───── EXERCISE DATA

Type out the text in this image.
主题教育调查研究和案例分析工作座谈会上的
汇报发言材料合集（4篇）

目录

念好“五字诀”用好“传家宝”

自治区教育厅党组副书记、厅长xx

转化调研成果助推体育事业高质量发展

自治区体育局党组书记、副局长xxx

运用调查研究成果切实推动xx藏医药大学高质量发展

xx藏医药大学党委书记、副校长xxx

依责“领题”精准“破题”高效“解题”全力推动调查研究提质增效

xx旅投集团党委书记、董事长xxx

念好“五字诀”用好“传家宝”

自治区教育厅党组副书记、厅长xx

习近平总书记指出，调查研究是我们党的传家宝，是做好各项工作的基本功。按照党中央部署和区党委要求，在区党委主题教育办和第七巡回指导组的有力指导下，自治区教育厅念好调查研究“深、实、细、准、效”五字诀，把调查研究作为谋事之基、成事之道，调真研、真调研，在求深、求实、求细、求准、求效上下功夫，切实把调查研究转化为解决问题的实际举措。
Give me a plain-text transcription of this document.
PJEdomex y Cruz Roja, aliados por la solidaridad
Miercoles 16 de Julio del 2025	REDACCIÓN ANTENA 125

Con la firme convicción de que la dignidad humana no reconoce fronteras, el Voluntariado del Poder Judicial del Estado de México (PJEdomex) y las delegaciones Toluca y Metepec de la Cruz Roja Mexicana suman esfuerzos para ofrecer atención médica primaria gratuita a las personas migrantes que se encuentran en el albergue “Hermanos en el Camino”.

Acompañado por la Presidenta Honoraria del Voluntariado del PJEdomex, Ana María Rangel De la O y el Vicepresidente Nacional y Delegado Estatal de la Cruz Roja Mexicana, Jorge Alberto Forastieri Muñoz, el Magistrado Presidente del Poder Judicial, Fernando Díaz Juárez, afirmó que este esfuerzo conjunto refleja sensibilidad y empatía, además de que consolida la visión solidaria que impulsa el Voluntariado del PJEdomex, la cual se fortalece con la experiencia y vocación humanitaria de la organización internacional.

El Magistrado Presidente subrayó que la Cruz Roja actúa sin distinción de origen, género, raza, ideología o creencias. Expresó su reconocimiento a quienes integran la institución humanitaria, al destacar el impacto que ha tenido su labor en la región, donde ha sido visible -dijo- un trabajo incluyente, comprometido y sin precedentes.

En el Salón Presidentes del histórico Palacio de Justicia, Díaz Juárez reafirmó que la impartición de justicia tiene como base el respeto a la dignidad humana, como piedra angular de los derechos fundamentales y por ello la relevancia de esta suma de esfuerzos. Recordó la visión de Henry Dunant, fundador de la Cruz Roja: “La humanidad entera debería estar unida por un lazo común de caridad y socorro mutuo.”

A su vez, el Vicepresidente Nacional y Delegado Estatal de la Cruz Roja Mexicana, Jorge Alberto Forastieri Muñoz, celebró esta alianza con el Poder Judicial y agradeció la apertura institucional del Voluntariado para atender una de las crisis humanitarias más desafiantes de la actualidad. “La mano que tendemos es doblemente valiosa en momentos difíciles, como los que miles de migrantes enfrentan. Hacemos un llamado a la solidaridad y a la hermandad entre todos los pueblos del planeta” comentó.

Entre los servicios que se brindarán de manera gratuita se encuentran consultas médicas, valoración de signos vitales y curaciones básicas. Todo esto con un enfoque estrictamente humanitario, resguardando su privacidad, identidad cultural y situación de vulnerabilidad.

──────────

• _YOUR OBJECTIVE_:
Transcribe the material above word for word.

• _SOLUTION TO THE PROBLEM_:
Type out the text in this image.
主题教育调查研究和案例分析工作座谈会上的
汇报发言材料合集（4篇）

目录

念好“五字诀”用好“传家宝”

自治区教育厅党组副书记、厅长xx

转化调研成果助推体育事业高质量发展

自治区体育局党组书记、副局长xxx

运用调查研究成果切实推动xx藏医药大学高质量发展

xx藏医药大学党委书记、副校长xxx

依责“领题”精准“破题”高效“解题”全力推动调查研究提质增效

xx旅投集团党委书记、董事长xxx

念好“五字诀”用好“传家宝”

自治区教育厅党组副书记、厅长xx

习近平总书记指出，调查研究是我们党的传家宝，是做好各项工作的基本功。按照党中央部署和区党委要求，在区党委主题教育办和第七巡回指导组的有力指导下，自治区教育厅念好调查研究“深、实、细、准、效”五字诀，把调查研究作为谋事之基、成事之道，调真研、真调研，在求深、求实、求细、求准、求效上下功夫，切实把调查研究转化为解决问题的实际举措。
Give me a plain-text transcription of this document.
PJEdomex y Cruz Roja, aliados por la solidaridad
Miercoles 16 de Julio del 2025	REDACCIÓN ANTENA 125

Con la firme convicción de que la dignidad humana no reconoce fronteras, el Voluntariado del Poder Judicial del Estado de México (PJEdomex) y las delegaciones Toluca y Metepec de la Cruz Roja Mexicana suman esfuerzos para ofrecer atención médica primaria gratuita a las personas migrantes que se encuentran en el albergue “Hermanos en el Camino”.

Acompañado por la Presidenta Honoraria del Voluntariado del PJEdomex, Ana María Rangel De la O y el Vicepresidente Nacional y Delegado Estatal de la Cruz Roja Mexicana, Jorge Alberto Forastieri Muñoz, el Magistrado Presidente del Poder Judicial, Fernando Díaz Juárez, afirmó que este esfuerzo conjunto refleja sensibilidad y empatía, además de que consolida la visión solidaria que impulsa el Voluntariado del PJEdomex, la cual se fortalece con la experiencia y vocación humanitaria de la organización internacional.

El Magistrado Presidente subrayó que la Cruz Roja actúa sin distinción de origen, género, raza, ideología o creencias. Expresó su reconocimiento a quienes integran la institución humanitaria, al destacar el impacto que ha tenido su labor en la región, donde ha sido visible -dijo- un trabajo incluyente, comprometido y sin precedentes.

En el Salón Presidentes del histórico Palacio de Justicia, Díaz Juárez reafirmó que la impartición de justicia tiene como base el respeto a la dignidad humana, como piedra angular de los derechos fundamentales y por ello la relevancia de esta suma de esfuerzos. Recordó la visión de Henry Dunant, fundador de la Cruz Roja: “La humanidad entera debería estar unida por un lazo común de caridad y socorro mutuo.”

A su vez, el Vicepresidente Nacional y Delegado Estatal de la Cruz Roja Mexicana, Jorge Alberto Forastieri Muñoz, celebró esta alianza con el Poder Judicial y agradeció la apertura institucional del Voluntariado para atender una de las crisis humanitarias más desafiantes de la actualidad. “La mano que tendemos es doblemente valiosa en momentos difíciles, como los que miles de migrantes enfrentan. Hacemos un llamado a la solidaridad y a la hermandad entre todos los pueblos del planeta” comentó.

Entre los servicios que se brindarán de manera gratuita se encuentran consultas médicas, valoración de signos vitales y curaciones básicas. Todo esto con un enfoque estrictamente humanitario, resguardando su privacidad, identidad cultural y situación de vulnerabilidad.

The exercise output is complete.